*DIRECTIONS*
Copy out the data below as written; omit any images.

[Entries from a visual dataset]
-------

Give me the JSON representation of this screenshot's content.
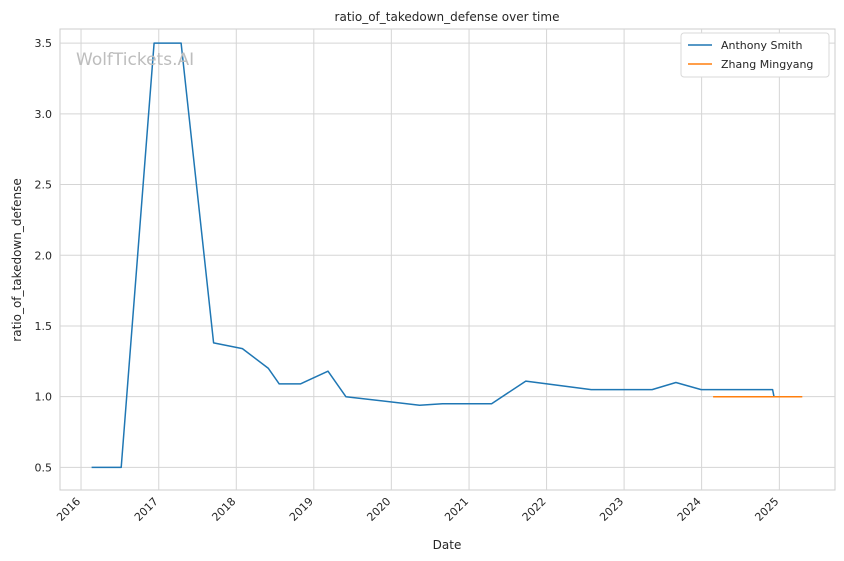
{
  "watermark": "WolfTickets.AI",
  "chart_data": {
    "type": "line",
    "title": "ratio_of_takedown_defense over time",
    "xlabel": "Date",
    "ylabel": "ratio_of_takedown_defense",
    "xlim": [
      "2015-09-24",
      "2025-09-20"
    ],
    "ylim": [
      0.34,
      3.6
    ],
    "x_ticks": [
      "2016",
      "2017",
      "2018",
      "2019",
      "2020",
      "2021",
      "2022",
      "2023",
      "2024",
      "2025"
    ],
    "y_ticks": [
      "0.5",
      "1.0",
      "1.5",
      "2.0",
      "2.5",
      "3.0",
      "3.5"
    ],
    "grid": true,
    "legend_position": "top-right",
    "series": [
      {
        "name": "Anthony Smith",
        "color": "#1f77b4",
        "x": [
          "2016-02-20",
          "2016-07-08",
          "2016-12-10",
          "2017-04-16",
          "2017-09-16",
          "2018-01-30",
          "2018-06-01",
          "2018-07-22",
          "2018-10-30",
          "2019-03-09",
          "2019-06-01",
          "2020-05-13",
          "2020-08-29",
          "2021-04-17",
          "2021-09-25",
          "2022-07-30",
          "2023-05-13",
          "2023-09-02",
          "2023-12-30",
          "2024-06-29",
          "2024-11-30",
          "2024-12-07",
          "2025-04-12"
        ],
        "y": [
          0.5,
          0.5,
          3.5,
          3.5,
          1.38,
          1.34,
          1.2,
          1.09,
          1.09,
          1.18,
          1.0,
          0.94,
          0.95,
          0.95,
          1.11,
          1.05,
          1.05,
          1.1,
          1.05,
          1.05,
          1.05,
          1.0,
          1.0
        ]
      },
      {
        "name": "Zhang Mingyang",
        "color": "#ff7f0e",
        "x": [
          "2024-02-24",
          "2025-04-19"
        ],
        "y": [
          1.0,
          1.0
        ]
      }
    ]
  }
}
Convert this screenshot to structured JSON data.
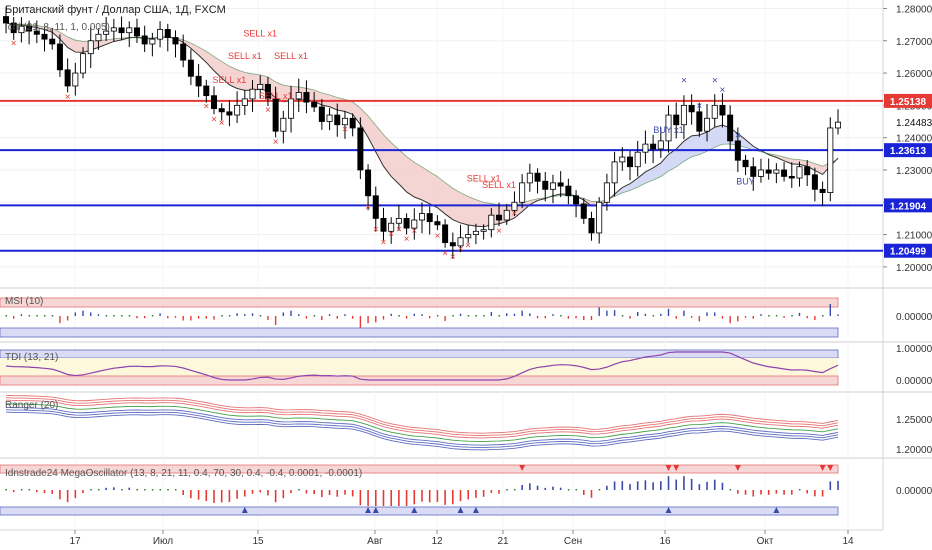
{
  "chart_data": {
    "type": "candlestick",
    "title": "Британский фунт / Доллар США, 1Д, FXCM",
    "indicator_label": "Ichi (21, 8, 11, 1, 0.005)",
    "price_axis": {
      "min": 1.195,
      "max": 1.282,
      "ticks": [
        1.28,
        1.27,
        1.26,
        1.25,
        1.24,
        1.23,
        1.22,
        1.21,
        1.2
      ],
      "tick_labels": [
        "1.28000",
        "1.27000",
        "1.26000",
        "1.25000",
        "1.24000",
        "1.23000",
        "1.22000",
        "1.21000",
        "1.20000"
      ]
    },
    "time_labels": [
      "17",
      "Июл",
      "15",
      "Авг",
      "12",
      "21",
      "Сен",
      "16",
      "Окт",
      "14"
    ],
    "levels": [
      {
        "value": 1.25138,
        "label": "1.25138",
        "color": "#e53935"
      },
      {
        "value": 1.23613,
        "label": "1.23613",
        "color": "#1a24d6"
      },
      {
        "value": 1.21904,
        "label": "1.21904",
        "color": "#1a24d6"
      },
      {
        "value": 1.20499,
        "label": "1.20499",
        "color": "#1a24d6"
      }
    ],
    "last_price": {
      "value": 1.24483,
      "label": "1.24483"
    },
    "closes": [
      1.2755,
      1.2725,
      1.2745,
      1.273,
      1.272,
      1.2705,
      1.269,
      1.261,
      1.256,
      1.26,
      1.266,
      1.27,
      1.272,
      1.273,
      1.274,
      1.2725,
      1.274,
      1.2715,
      1.269,
      1.2705,
      1.2735,
      1.271,
      1.269,
      1.264,
      1.259,
      1.256,
      1.253,
      1.249,
      1.248,
      1.247,
      1.25,
      1.252,
      1.255,
      1.2565,
      1.252,
      1.242,
      1.246,
      1.252,
      1.254,
      1.251,
      1.2495,
      1.245,
      1.247,
      1.244,
      1.246,
      1.243,
      1.23,
      1.222,
      1.215,
      1.211,
      1.2135,
      1.215,
      1.212,
      1.2145,
      1.2165,
      1.214,
      1.213,
      1.2075,
      1.2065,
      1.209,
      1.21,
      1.211,
      1.2115,
      1.216,
      1.2145,
      1.2175,
      1.22,
      1.226,
      1.229,
      1.2265,
      1.224,
      1.226,
      1.225,
      1.222,
      1.2195,
      1.215,
      1.2105,
      1.22,
      1.226,
      1.2325,
      1.234,
      1.231,
      1.2355,
      1.238,
      1.2365,
      1.239,
      1.247,
      1.244,
      1.25,
      1.248,
      1.242,
      1.246,
      1.25,
      1.247,
      1.239,
      1.233,
      1.231,
      1.228,
      1.23,
      1.229,
      1.23,
      1.228,
      1.2275,
      1.231,
      1.2285,
      1.224,
      1.223,
      1.243,
      1.2448
    ],
    "sub_panels": [
      {
        "label": "MSI (10)",
        "ticks": [
          "0.00000"
        ]
      },
      {
        "label": "TDI (13, 21)",
        "ticks": [
          "1.00000",
          "0.00000"
        ]
      },
      {
        "label": "Ranger (20)",
        "ticks": [
          "1.25000",
          "1.20000"
        ]
      },
      {
        "label": "Idnstrade24 MegaOscillator (13, 8, 21, 11, 0.4, 70, 30, 0.4, -0.4, 0.0001, -0.0001)",
        "ticks": [
          "0.00000"
        ]
      }
    ],
    "signals": {
      "sell_text": "SELL x1",
      "buy_text": "BUY x1",
      "sell_labels": [
        "SELL x1",
        "SELL x1",
        "SELL x1",
        "SELL x1",
        "SELL x1",
        "SELL x1",
        "SELL x1"
      ],
      "buy_labels": [
        "BUY x1",
        "BUY"
      ]
    },
    "colors": {
      "up": "#ffffff",
      "down": "#000000",
      "sell": "#e53935",
      "buy": "#3949ab",
      "cloud_bear": "#f3c9c9",
      "cloud_bull": "#c9cff3"
    }
  }
}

-------

*ANSWER IN FULL*
Give me the JSON representation of this screenshot's content.
{
  "watermark": "WolfTickets.AI",
  "chart_data": {
    "type": "line",
    "title": "ratio_of_takedown_defense over time",
    "xlabel": "Date",
    "ylabel": "ratio_of_takedown_defense",
    "xlim": [
      "2015-09-24",
      "2025-09-20"
    ],
    "ylim": [
      0.34,
      3.6
    ],
    "x_ticks": [
      "2016",
      "2017",
      "2018",
      "2019",
      "2020",
      "2021",
      "2022",
      "2023",
      "2024",
      "2025"
    ],
    "y_ticks": [
      "0.5",
      "1.0",
      "1.5",
      "2.0",
      "2.5",
      "3.0",
      "3.5"
    ],
    "grid": true,
    "legend_position": "top-right",
    "series": [
      {
        "name": "Anthony Smith",
        "color": "#1f77b4",
        "x": [
          "2016-02-20",
          "2016-07-08",
          "2016-12-10",
          "2017-04-16",
          "2017-09-16",
          "2018-01-30",
          "2018-06-01",
          "2018-07-22",
          "2018-10-30",
          "2019-03-09",
          "2019-06-01",
          "2020-05-13",
          "2020-08-29",
          "2021-04-17",
          "2021-09-25",
          "2022-07-30",
          "2023-05-13",
          "2023-09-02",
          "2023-12-30",
          "2024-06-29",
          "2024-11-30",
          "2024-12-07",
          "2025-04-12"
        ],
        "y": [
          0.5,
          0.5,
          3.5,
          3.5,
          1.38,
          1.34,
          1.2,
          1.09,
          1.09,
          1.18,
          1.0,
          0.94,
          0.95,
          0.95,
          1.11,
          1.05,
          1.05,
          1.1,
          1.05,
          1.05,
          1.05,
          1.0,
          1.0
        ]
      },
      {
        "name": "Zhang Mingyang",
        "color": "#ff7f0e",
        "x": [
          "2024-02-24",
          "2025-04-19"
        ],
        "y": [
          1.0,
          1.0
        ]
      }
    ]
  }
}
Convert this screenshot to structured JSON data.
{
  "chart_data": {
    "type": "candlestick",
    "title": "Британский фунт / Доллар США, 1Д, FXCM",
    "indicator_label": "Ichi (21, 8, 11, 1, 0.005)",
    "price_axis": {
      "min": 1.195,
      "max": 1.282,
      "ticks": [
        1.28,
        1.27,
        1.26,
        1.25,
        1.24,
        1.23,
        1.22,
        1.21,
        1.2
      ],
      "tick_labels": [
        "1.28000",
        "1.27000",
        "1.26000",
        "1.25000",
        "1.24000",
        "1.23000",
        "1.22000",
        "1.21000",
        "1.20000"
      ]
    },
    "time_labels": [
      "17",
      "Июл",
      "15",
      "Авг",
      "12",
      "21",
      "Сен",
      "16",
      "Окт",
      "14"
    ],
    "levels": [
      {
        "value": 1.25138,
        "label": "1.25138",
        "color": "#e53935"
      },
      {
        "value": 1.23613,
        "label": "1.23613",
        "color": "#1a24d6"
      },
      {
        "value": 1.21904,
        "label": "1.21904",
        "color": "#1a24d6"
      },
      {
        "value": 1.20499,
        "label": "1.20499",
        "color": "#1a24d6"
      }
    ],
    "last_price": {
      "value": 1.24483,
      "label": "1.24483"
    },
    "closes": [
      1.2755,
      1.2725,
      1.2745,
      1.273,
      1.272,
      1.2705,
      1.269,
      1.261,
      1.256,
      1.26,
      1.266,
      1.27,
      1.272,
      1.273,
      1.274,
      1.2725,
      1.274,
      1.2715,
      1.269,
      1.2705,
      1.2735,
      1.271,
      1.269,
      1.264,
      1.259,
      1.256,
      1.253,
      1.249,
      1.248,
      1.247,
      1.25,
      1.252,
      1.255,
      1.2565,
      1.252,
      1.242,
      1.246,
      1.252,
      1.254,
      1.251,
      1.2495,
      1.245,
      1.247,
      1.244,
      1.246,
      1.243,
      1.23,
      1.222,
      1.215,
      1.211,
      1.2135,
      1.215,
      1.212,
      1.2145,
      1.2165,
      1.214,
      1.213,
      1.2075,
      1.2065,
      1.209,
      1.21,
      1.211,
      1.2115,
      1.216,
      1.2145,
      1.2175,
      1.22,
      1.226,
      1.229,
      1.2265,
      1.224,
      1.226,
      1.225,
      1.222,
      1.2195,
      1.215,
      1.2105,
      1.22,
      1.226,
      1.2325,
      1.234,
      1.231,
      1.2355,
      1.238,
      1.2365,
      1.239,
      1.247,
      1.244,
      1.25,
      1.248,
      1.242,
      1.246,
      1.25,
      1.247,
      1.239,
      1.233,
      1.231,
      1.228,
      1.23,
      1.229,
      1.23,
      1.228,
      1.2275,
      1.231,
      1.2285,
      1.224,
      1.223,
      1.243,
      1.2448
    ],
    "sub_panels": [
      {
        "label": "MSI (10)",
        "ticks": [
          "0.00000"
        ]
      },
      {
        "label": "TDI (13, 21)",
        "ticks": [
          "1.00000",
          "0.00000"
        ]
      },
      {
        "label": "Ranger (20)",
        "ticks": [
          "1.25000",
          "1.20000"
        ]
      },
      {
        "label": "Idnstrade24 MegaOscillator (13, 8, 21, 11, 0.4, 70, 30, 0.4, -0.4, 0.0001, -0.0001)",
        "ticks": [
          "0.00000"
        ]
      }
    ],
    "signals": {
      "sell_text": "SELL x1",
      "buy_text": "BUY x1",
      "sell_labels": [
        "SELL x1",
        "SELL x1",
        "SELL x1",
        "SELL x1",
        "SELL x1",
        "SELL x1",
        "SELL x1"
      ],
      "buy_labels": [
        "BUY x1",
        "BUY"
      ]
    },
    "colors": {
      "up": "#ffffff",
      "down": "#000000",
      "sell": "#e53935",
      "buy": "#3949ab",
      "cloud_bear": "#f3c9c9",
      "cloud_bull": "#c9cff3"
    }
  }
}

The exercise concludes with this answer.